• **Document extract**:
....
At the same time surging stock values herald the potential for increased banking M&A. Higher stock prices allow banks to pay more for targets, Morrissette says.

The value of banking stocks has jumped between 20 and 40 percent since the election, says Steven Hovde, chairman and CEO of the Inverness, Ill.-based investment bank bearing his name. Data from analytics firm SNL Financial confirm increases in the price-to-tangible-book-value (PTBV), a valuation metric, of banking stocks.

For instance, banks with assets between $5 billion and $10 billion had PTBVs of around 2.15 on the eve of the election, the data reveals; they’ve increased to 2.78 since then. And it isn’t just the big boys, as banks with small and mid-size asset bases also saw PTBV values bounce.

The sweet symphony of thriving bank stocks could rise to a crescendo, because the new administration favors reduced bank regulations and corporate tax cuts, observers note.

“They won’t get punished for growing,” Morrissette adds.
....
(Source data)
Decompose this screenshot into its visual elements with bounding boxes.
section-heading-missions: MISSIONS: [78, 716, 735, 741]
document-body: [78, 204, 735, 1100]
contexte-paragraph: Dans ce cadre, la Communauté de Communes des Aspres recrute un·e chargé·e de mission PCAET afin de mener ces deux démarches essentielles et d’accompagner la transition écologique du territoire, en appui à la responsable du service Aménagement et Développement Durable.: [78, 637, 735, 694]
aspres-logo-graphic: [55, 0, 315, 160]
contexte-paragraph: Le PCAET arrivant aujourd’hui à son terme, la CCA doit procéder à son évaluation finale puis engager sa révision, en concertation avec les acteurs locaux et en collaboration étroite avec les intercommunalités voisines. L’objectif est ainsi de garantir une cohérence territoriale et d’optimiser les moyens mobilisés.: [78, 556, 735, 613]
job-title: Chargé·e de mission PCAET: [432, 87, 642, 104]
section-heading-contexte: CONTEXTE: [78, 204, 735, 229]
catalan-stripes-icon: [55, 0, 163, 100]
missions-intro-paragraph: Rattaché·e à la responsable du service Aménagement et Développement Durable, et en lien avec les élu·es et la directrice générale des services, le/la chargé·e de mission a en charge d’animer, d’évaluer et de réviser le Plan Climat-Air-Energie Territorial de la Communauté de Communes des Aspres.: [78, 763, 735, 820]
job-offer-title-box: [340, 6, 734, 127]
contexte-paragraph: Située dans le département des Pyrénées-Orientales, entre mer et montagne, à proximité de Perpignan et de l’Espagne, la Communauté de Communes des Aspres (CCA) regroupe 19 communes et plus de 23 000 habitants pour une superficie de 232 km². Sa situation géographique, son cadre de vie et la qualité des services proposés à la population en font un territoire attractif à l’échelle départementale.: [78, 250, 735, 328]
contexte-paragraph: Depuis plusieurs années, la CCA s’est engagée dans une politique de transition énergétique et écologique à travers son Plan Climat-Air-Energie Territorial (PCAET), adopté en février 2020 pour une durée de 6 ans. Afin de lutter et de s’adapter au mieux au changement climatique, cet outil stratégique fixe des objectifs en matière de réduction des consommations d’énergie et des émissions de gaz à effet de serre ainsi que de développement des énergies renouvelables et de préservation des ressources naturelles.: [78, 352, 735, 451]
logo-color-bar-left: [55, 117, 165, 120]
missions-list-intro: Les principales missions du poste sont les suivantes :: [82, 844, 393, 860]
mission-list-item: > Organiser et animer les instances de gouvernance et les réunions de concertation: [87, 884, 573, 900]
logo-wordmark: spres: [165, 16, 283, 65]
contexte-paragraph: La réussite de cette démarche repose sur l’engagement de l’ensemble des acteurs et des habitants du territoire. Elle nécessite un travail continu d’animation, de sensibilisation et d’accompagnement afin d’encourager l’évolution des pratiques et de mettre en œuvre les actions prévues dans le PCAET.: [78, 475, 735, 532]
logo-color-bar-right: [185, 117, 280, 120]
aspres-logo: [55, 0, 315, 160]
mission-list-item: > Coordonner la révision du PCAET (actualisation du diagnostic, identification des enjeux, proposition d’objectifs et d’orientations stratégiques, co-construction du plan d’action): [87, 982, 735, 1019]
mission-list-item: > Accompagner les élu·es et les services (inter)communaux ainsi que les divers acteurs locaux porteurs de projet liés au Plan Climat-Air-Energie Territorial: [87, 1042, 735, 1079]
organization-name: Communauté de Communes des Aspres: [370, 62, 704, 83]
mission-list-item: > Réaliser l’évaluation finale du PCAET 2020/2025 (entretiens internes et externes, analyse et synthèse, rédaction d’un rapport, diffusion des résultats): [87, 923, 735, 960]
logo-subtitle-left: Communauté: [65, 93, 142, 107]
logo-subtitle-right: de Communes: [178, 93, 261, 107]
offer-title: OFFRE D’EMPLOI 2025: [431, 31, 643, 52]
....
• **Instructions**:
A - Decide whether each statement agrees with the bank stock excerpt. Answer yes or no for each, and quote the words of the text that decide it.
(i) Steven Hovde says the value of banking stocks has risen between 20 and 40 percent since the election.
(ii) Banks with assets between $5 billion and $10 billion had PTBVs of around 2.78 on the eve of the election.
(iii) Only the largest banks saw their PTBV values rise.
B - In the bank stock excerpt, shorten the paragraph beginning "The value of banking stocks has jumped" and keep its main facts.
C - In the bank stock excerpt, what does Morrissette say higher stock prices allow banks to do?

• **Answers to the exercise**:
A -
(i) Yes: "The value of banking stocks has jumped between 20 and 40 percent since the election, says Steven Hovde"
(ii) No: "banks with assets between $5 billion and $10 billion had PTBVs of around 2.15 on the eve of the election"
(iii) No: "banks with small and mid-size asset bases also saw PTBV values bounce"

B - Steven Hovde, chairman and CEO of the Inverness, Ill.-based investment bank bearing his name, says banking stocks have gained 20 to 40 percent since the election. SNL Financial data confirm that their price-to-tangible-book-value (PTBV), a valuation metric, has risen.

C - Pay more for targets.